- _Task description_
Proceed with the blog post on Oxbridge Training Contracts below, continuing it from its final sentence.

Listen to the Podcast: Charon Reports: Cheating or taking professional advice?
There has been a fair bit of coverage in the blogosphere and the dead tree press about the services offered by Oxbridge Training Contracts,
Legal Week reports: “A controversial company which provides model essays to university students has broadened its services to help prospective lawyers complete training contract and pupillage applications…… The move has provoked anger from some lawyers since the blog Android’s Reminiscences brought it to the wider attention of the legal profession last week when Simon Myerson QC of St Paul’s Chambers claimed in his blog, ‘Pupillage and How to Get it’, that it equated to “cheating”.
Today I talked to John Foster, spokesman for Oxbridge Training Contracts about the legality of his service, his view of the ethics and exactly what Oxbridge Training Contracts is actually offering to students who wish to use their services. We also talk about the provision of model answers, tailored to specific questions put by the student client, and the problems that could arise if a student submits these model answers as their own work for coursework assessment.
I am a firm believer in the old adage that there are two sides to every story. I asked John Foster some difficult and direct questions and told him in advance of the podcast about the warning placed on the Bar Council OLPAS site this afternoon. Listen to his answers, make your own mind up, and if you wish to comment – please do so in the comments section below.
The Bar Council warning on the Olpas site
Thanks, Charon, for putting some very tough questions to Mr Foster, and in the interests of fair hearing, allowing him to put his point.
However, I must say that I found it most uncomfortable listening; Mr Fosters justification for the services his companies provide continue in my eyes, to remain ethically suspicious; the bespoke essays written for undergraduate students have been passed off as original work – some have been caught, but I’m sure that many more have sucessfully evaded detection. What then? The award of an undergraduate degree predicated on dishonesty?Will it stop there, or will it carry on into the professions and beyond?. This may be just the tip of the iceberg……
Good podcast…
Goodness, what an interesting podcast. It certainly must be the case that spoon-feeding should be discouraged and having attended a law school where the teachers adopted a laissez faire attitude, it was definitely a double edged sword: we had paid (sometimes with blood or organ donations) to get our guidance on how to pass the exams, but were in part not too impressed with the level of service we paid for.
That fine balance between giving the students the tools they need to assimilate information and use it and actually giving students the answers is not something that Oxbridge Training Contracts should perhaps be carrying the can for alone.
Some law schools also flirt dangerously with the model answer syndrome and having had friends who went to other law schools, I heard this first hand from them.

- _Information provided_

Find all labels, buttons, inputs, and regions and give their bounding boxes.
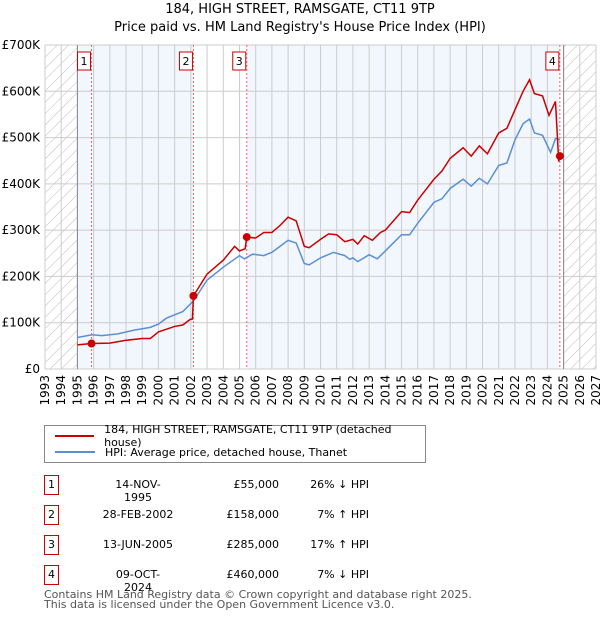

- _The output_
So, who is spoon-feeding who and where does one draw the line? In a world where the playing field is not equal, a friendly barrister uncle, commercially driven law school or corporate essay writing company all contribute to the inequality. Perhaps commerce has once again worked its way into a system which should by all accounts be impervious to pecuniary pressure. But how does that work in the real world?
There may be a strong argument for a return to the Guild Style method of employment, where students are taken from secondary education and placed in Chambers or firms to learn the ropes based largely on their spontaneous performances during interview.
After all, does academic achievement always equate to a stellar career in law or in any other industry for that matter and perhaps by focusing on raw talent, the legal industry might just benefit from the lack of cerebral window dressing a great education and a paid for pass to law school and beyond can sometimes create?
(Ok, you can all shoot me now. Please count to ten first, so that I have a fair chance of not dying immediately).
Charon, interesting podcast, and your level approach paid dividends. But, as in my encounter with a considerably more blustery specimen of this species on Nearly Legal, the one point that the apologists fall down is their refusal to make the ‘model answers’ available to Universities etc. or the plagiarism checking services. The answer I got was identical to the one you got – why should we when the Universities refuse to deal with us? As you suggested, the counter argument is clear – that it would be a logical component of their claimed ethical (and contractual) stance on plagiaristic use. It would in fact go hand in hand with their claim to be providing model answers. Their refusal is the clearest indication that they know full well what the impact would be on their business. I have called such answers hypocrisy before and see no reason to change my mind.
That one step would remove – although certainly not all – of my objections to these services. But they will not take it, insisting that the Universities blink first and remove their objections to the essay factories, or even promote them.
There is a lot more to say about these set-ups (and of course about problems in higher and professional education), but I’ll leave it at that point for now.
‘Altruistic advice’
So what they’re doing is a public-spirited campaign to give underprivileged students a leg-up to the legal profession: a sort of intellectual wealth redistribution.
After all, the poor lambs only see their tutors ‘once per term, or not at all’.
Glad that’s all cleared all that up then.
A stellar podcast. Whilst I would have preferred a director to have mustered the gumption to account for his companies’ activities, I feel it is only fair to say that Mr Foster equipped himself very well considering.
All told, I am finding it hard not to conclude that the existence of this company and, equally, the demand for their products, all points to the failure of education in this country.
Each side can argue their case but, perhaps, that suits because it detracts from the wider issue; being why the market exists in any event.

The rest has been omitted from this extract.